→ EXERCISE INPUTS:

((

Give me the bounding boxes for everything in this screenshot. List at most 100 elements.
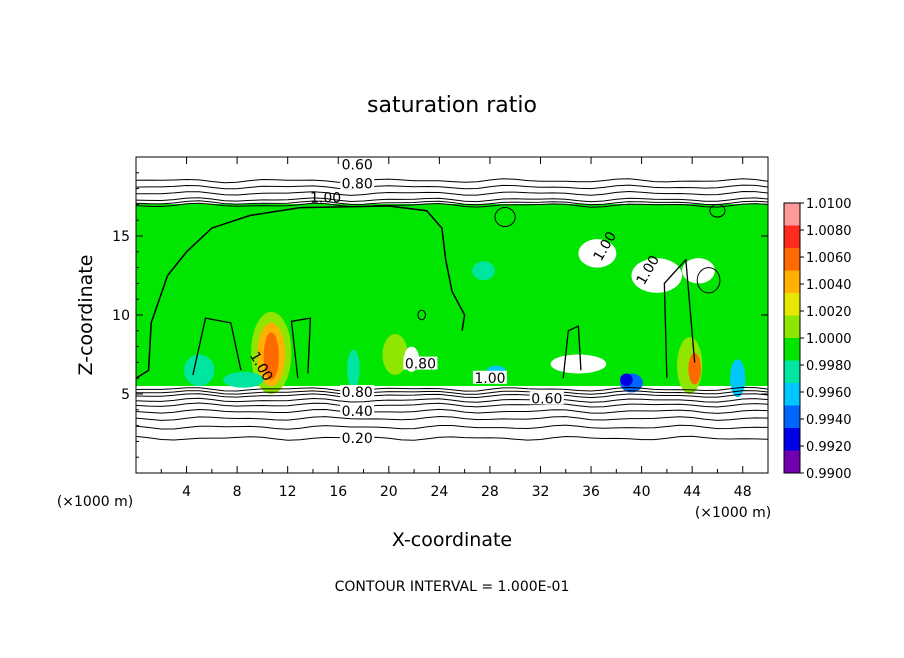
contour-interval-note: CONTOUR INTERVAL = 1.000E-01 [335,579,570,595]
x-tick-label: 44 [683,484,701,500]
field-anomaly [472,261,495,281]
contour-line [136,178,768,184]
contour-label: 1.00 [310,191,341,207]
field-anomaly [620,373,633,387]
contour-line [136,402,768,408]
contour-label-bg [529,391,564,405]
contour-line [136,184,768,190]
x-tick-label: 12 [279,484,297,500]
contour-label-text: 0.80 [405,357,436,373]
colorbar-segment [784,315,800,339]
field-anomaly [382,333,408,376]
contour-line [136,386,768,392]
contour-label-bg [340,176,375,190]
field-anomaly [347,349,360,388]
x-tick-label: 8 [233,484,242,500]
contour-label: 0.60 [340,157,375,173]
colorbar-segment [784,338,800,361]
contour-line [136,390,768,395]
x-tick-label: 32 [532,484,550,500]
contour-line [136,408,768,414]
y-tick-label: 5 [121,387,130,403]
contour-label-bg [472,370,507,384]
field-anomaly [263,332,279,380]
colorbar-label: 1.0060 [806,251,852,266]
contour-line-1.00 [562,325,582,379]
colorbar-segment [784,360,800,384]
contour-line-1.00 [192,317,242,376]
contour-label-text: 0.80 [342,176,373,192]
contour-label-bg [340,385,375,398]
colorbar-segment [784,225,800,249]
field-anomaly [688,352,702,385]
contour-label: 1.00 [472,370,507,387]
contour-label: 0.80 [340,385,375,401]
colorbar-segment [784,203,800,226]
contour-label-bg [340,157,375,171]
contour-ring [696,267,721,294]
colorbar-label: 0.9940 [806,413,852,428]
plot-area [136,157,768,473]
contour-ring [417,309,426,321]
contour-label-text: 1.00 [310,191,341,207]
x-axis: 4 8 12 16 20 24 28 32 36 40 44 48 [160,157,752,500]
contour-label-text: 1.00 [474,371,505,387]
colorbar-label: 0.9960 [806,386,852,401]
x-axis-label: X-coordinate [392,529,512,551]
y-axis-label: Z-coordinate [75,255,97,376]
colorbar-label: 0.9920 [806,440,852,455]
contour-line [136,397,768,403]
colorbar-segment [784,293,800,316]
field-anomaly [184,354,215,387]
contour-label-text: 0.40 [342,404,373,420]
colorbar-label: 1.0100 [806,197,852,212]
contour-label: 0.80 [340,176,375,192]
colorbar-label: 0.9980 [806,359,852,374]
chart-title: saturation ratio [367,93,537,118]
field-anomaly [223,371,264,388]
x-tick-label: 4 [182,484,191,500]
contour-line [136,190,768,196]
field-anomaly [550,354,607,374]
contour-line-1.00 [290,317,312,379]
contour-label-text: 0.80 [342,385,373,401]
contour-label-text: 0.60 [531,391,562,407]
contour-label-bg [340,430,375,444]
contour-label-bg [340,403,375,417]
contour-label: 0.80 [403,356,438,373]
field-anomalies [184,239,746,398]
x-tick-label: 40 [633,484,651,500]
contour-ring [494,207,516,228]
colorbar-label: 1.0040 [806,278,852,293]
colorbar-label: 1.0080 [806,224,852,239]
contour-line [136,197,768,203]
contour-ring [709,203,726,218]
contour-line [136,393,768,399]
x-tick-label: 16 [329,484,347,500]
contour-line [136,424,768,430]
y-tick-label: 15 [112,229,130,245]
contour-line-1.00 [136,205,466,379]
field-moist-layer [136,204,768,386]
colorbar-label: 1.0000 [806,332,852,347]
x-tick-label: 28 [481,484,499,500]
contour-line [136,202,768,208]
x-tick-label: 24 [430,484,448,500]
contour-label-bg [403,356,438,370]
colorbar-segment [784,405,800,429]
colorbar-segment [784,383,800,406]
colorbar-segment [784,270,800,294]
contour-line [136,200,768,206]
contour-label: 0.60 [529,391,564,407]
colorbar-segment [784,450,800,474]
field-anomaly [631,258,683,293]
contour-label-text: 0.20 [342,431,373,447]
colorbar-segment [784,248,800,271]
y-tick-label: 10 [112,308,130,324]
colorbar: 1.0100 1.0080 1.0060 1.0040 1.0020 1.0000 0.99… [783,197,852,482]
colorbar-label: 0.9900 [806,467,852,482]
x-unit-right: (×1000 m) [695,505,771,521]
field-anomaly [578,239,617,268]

))

→ YOUR TASK:
Reproduce the entire listing above line for line, without alteration, and leave out the picture.

→ RESULT FOR THIS TASK:
Give me the bounding boxes for everything in this screenshot. List at most 100 elements.
contour-interval-note: CONTOUR INTERVAL = 1.000E-01 [335,579,570,595]
x-tick-label: 44 [683,484,701,500]
field-anomaly [472,261,495,281]
contour-line [136,178,768,184]
contour-label: 1.00 [310,191,341,207]
field-anomaly [620,373,633,387]
contour-line [136,402,768,408]
contour-label-bg [529,391,564,405]
contour-line [136,184,768,190]
x-tick-label: 12 [279,484,297,500]
contour-label-text: 0.80 [405,357,436,373]
colorbar-segment [784,315,800,339]
field-anomaly [382,333,408,376]
contour-line [136,386,768,392]
contour-label-bg [340,176,375,190]
field-anomaly [347,349,360,388]
x-tick-label: 8 [233,484,242,500]
contour-label: 0.60 [340,157,375,173]
colorbar-segment [784,338,800,361]
contour-line [136,390,768,395]
x-tick-label: 32 [532,484,550,500]
contour-line [136,408,768,414]
y-tick-label: 5 [121,387,130,403]
contour-label-bg [472,370,507,384]
field-anomaly [263,332,279,380]
colorbar-label: 1.0060 [806,251,852,266]
contour-line-1.00 [562,325,582,379]
colorbar-segment [784,360,800,384]
contour-line-1.00 [192,317,242,376]
contour-label-text: 0.80 [342,176,373,192]
contour-label-bg [340,385,375,398]
colorbar-segment [784,225,800,249]
field-anomaly [688,352,702,385]
contour-label: 1.00 [472,370,507,387]
contour-label: 0.80 [340,385,375,401]
colorbar-segment [784,203,800,226]
contour-label-bg [340,157,375,171]
contour-ring [696,267,721,294]
colorbar-label: 0.9940 [806,413,852,428]
plot-area [136,157,768,473]
contour-ring [417,309,426,321]
contour-label-text: 1.00 [310,191,341,207]
x-axis: 4 8 12 16 20 24 28 32 36 40 44 48 [160,157,752,500]
contour-label-text: 1.00 [474,371,505,387]
colorbar-label: 0.9960 [806,386,852,401]
x-axis-label: X-coordinate [392,529,512,551]
y-axis-label: Z-coordinate [75,255,97,376]
colorbar-label: 0.9920 [806,440,852,455]
contour-line [136,397,768,403]
colorbar-segment [784,293,800,316]
field-anomaly [184,354,215,387]
contour-label-text: 0.40 [342,404,373,420]
colorbar-label: 1.0100 [806,197,852,212]
contour-label: 0.80 [340,176,375,192]
colorbar-label: 0.9980 [806,359,852,374]
chart-title: saturation ratio [367,93,537,118]
field-anomaly [223,371,264,388]
x-tick-label: 4 [182,484,191,500]
contour-line [136,190,768,196]
field-anomaly [550,354,607,374]
contour-line-1.00 [290,317,312,379]
contour-label-text: 0.80 [342,385,373,401]
contour-label-text: 0.60 [531,391,562,407]
contour-label-bg [340,430,375,444]
contour-label-bg [340,403,375,417]
contour-label: 0.80 [403,356,438,373]
field-anomalies [184,239,746,398]
x-tick-label: 40 [633,484,651,500]
contour-ring [494,207,516,228]
colorbar-label: 1.0040 [806,278,852,293]
colorbar-label: 1.0080 [806,224,852,239]
contour-line [136,197,768,203]
contour-ring [709,203,726,218]
contour-line [136,393,768,399]
x-tick-label: 16 [329,484,347,500]
contour-line [136,424,768,430]
y-tick-label: 15 [112,229,130,245]
contour-line-1.00 [136,205,466,379]
field-moist-layer [136,204,768,386]
colorbar-label: 1.0000 [806,332,852,347]
x-tick-label: 28 [481,484,499,500]
contour-line [136,202,768,208]
x-tick-label: 24 [430,484,448,500]
contour-label-bg [403,356,438,370]
colorbar-segment [784,405,800,429]
colorbar-segment [784,383,800,406]
colorbar-segment [784,270,800,294]
contour-line [136,200,768,206]
contour-label: 0.60 [529,391,564,407]
colorbar-segment [784,450,800,474]
field-anomaly [631,258,683,293]
contour-label-text: 0.20 [342,431,373,447]
colorbar-segment [784,248,800,271]
y-tick-label: 10 [112,308,130,324]
colorbar: 1.0100 1.0080 1.0060 1.0040 1.0020 1.0000 0.99… [783,197,852,482]
colorbar-label: 0.9900 [806,467,852,482]
x-unit-right: (×1000 m) [695,505,771,521]
field-anomaly [578,239,617,268]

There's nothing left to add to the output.